> [EXERCISE REQUIREMENTS]: Continue the article about the delayed ban on new petrol and diesel cars, starting after its last sentence.

> [TEXT SECTION]:
<<<<

Prime Minister Rishi Sunak on Wednesday afternoon confirmed he has postponed the 2030 ban on new petrol and diesel cars by five years to 2035 to ease the financial burden on Britons.
Announcing his changes to the previous net zero policy, he said: ‘I expect that by 2030 that the vast majority of cars sold will be electric. Why? Because the costs are reducing, the range is improving, the charging infrastructure is growing.
‘People are already choosing electric vehicles to such an extent that we’re registering a new one every 60 seconds.
‘But I also think that, at least for now, it should be you, the consumer, that makes that choice, not government forcing you to do it.
‘Because the upfront cost still us high, especially for families struggling with the cost of living. Small businesses are worried about the practicalities. and we’re got further to go to get the charging infrastructure truly nationwide.
‘And we need to strengthen our own auto industry so we aren’t reliant on heavily-subsidies carbon-intensive imports from counties like China.’
Prime Minister Rishi Sunak today confirmed the UK’s proposed ban on sales of new petrol and diesel cars will be pushed back from 2030 to 2035. The move has sparked outrage from the motor industry. Here is how the sector reacted to the decision
He continued: ‘So to give us more time to prepare, I’m announcing today that we’re going to ease the transition to electric vehicles.
‘You’ll still be able to buy petrol and diesel cars and vans until 2035. Even after that, you will still be able to buy and sell them second hand.
‘We’re aligning our approach with counties like Germany, France, Spain, Italy, Australia, Canada. Sweden, and US states such as California, New York and Massachusetts, and still ahead of the rest of America and other countries like New Zealand.’
The delay to the deadline for sales of new fossil fuel cars has sparked a wave of frustrated responses from within the automotive industry.
The move to water down ambitious targets set out by former PM Boris Johnson in 2020 has reportedly sparked a major row among Tory MPs but also fury from vehicle manufacturers who have already sunk billions of pounds into accelerating their electric vehicle (EV) plans in order to meet the 2030 target.
Other businesses and commentators from within the electric vehicle sector have voiced their concerns too.
Here’s what’s been said in response to Mr Sunak’s announcement…
Society of Motor Manufacturers and Traders
SMMT chief executive, Mike Hawes, said the trade body had been told on Monday that the 2030 ban was going ahead as planned
Mike Hawes, chief executive of the SMMT which represents UK car makers, said the trade body was told only on Monday that the 2030 ban on sales of new petrol and diesel models was going ahead as planned.

>>>>

> [RECORDS]:
<<<<

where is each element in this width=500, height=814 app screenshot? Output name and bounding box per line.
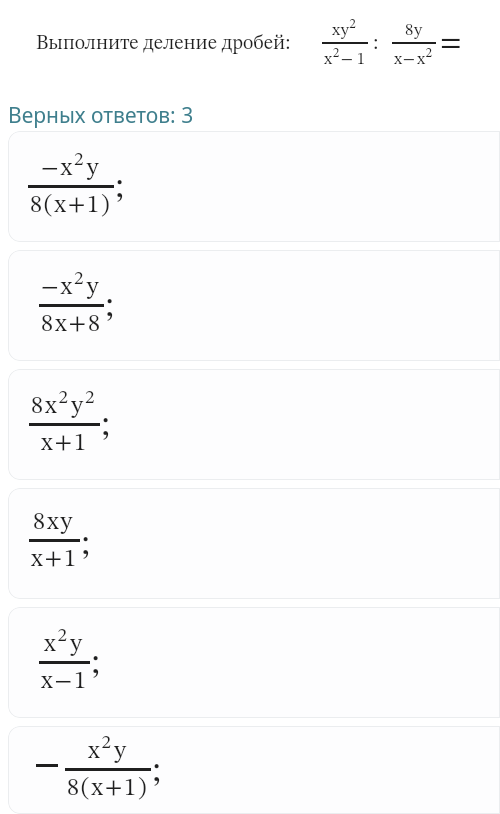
staticText: 8(x+1) [30, 193, 112, 218]
staticText: −x2 y [41, 269, 101, 300]
staticText: 8y [405, 22, 423, 39]
staticText: 8x2 y2 [31, 388, 98, 419]
staticText: ; [152, 754, 161, 789]
button[interactable]: x2 y [8, 607, 500, 718]
staticText: x2 y [88, 733, 128, 764]
staticText: Верных ответов: 3 [8, 101, 194, 130]
staticText: x2 − 1 [324, 47, 366, 68]
button[interactable]: 8x2 y2 [8, 369, 500, 480]
staticText: 8x+8 [41, 312, 102, 337]
staticText: = [440, 28, 462, 58]
staticText: x+1 [31, 547, 78, 572]
staticText: ; [101, 408, 110, 443]
button[interactable]: −x2 y [8, 131, 500, 242]
staticText: 8(x+1) [67, 776, 149, 801]
staticText: −x2 y [41, 150, 101, 181]
staticText: ; [115, 170, 124, 205]
staticText: ; [91, 646, 100, 681]
staticText: x2 y [44, 626, 84, 657]
staticText: ; [105, 289, 114, 324]
staticText: x− x2 [394, 47, 434, 68]
staticText: x−1 [41, 669, 88, 694]
button[interactable]: −x2 y [8, 250, 500, 361]
staticText: ; [81, 527, 90, 562]
staticText: xy2 [332, 18, 358, 39]
button[interactable]: x2 y [8, 726, 500, 814]
button[interactable]: 8xy [8, 488, 500, 599]
staticText: 8xy [33, 510, 75, 535]
staticText: x+1 [41, 431, 88, 456]
staticText: Выполните деление дробей: [36, 34, 291, 54]
staticText: : [373, 33, 379, 54]
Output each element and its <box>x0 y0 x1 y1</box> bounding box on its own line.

>>>>

> [EXERCISE RESPONSE]:
In a statement issued on Wednesday morning, he said: ‘The automotive industry has and continues to invest billions in new electric vehicles as the decarbonisation of road transport is essential if net zero is to be delivered.
‘Government has played a key part in bringing some of that investment to the UK, and Britain can – and should – be a leader in zero emission mobility both as a manufacturer and market.
‘To make this a reality, however, consumers must want to make the switch, which requires from Government a clear, consistent message, attractive incentives and charging infrastructure that gives confidence rather than anxiety.
‘Confusion and uncertainty will only hold them back.’
Lisa Brankin of Ford UK said the car firm had invested millions into its development and manufacturing facilities to meet the 2030 timeframe
Lisa Brankin, Ford UK chair, said the automotive industry has been ‘investing to meet the challenge’ of adhering to the UK Government’s announced ban on new petrol and diesel car and van sales from 2030 and a U-turn by the PM will undermine this.
‘Ford has announced a global $50billion commitment to electrification, launching nine electric vehicles by 2025. The range is supported by £430million invested in Ford’s UK development and manufacturing facilities, with further funding planned for the 2030 timeframe,’ Brankin said.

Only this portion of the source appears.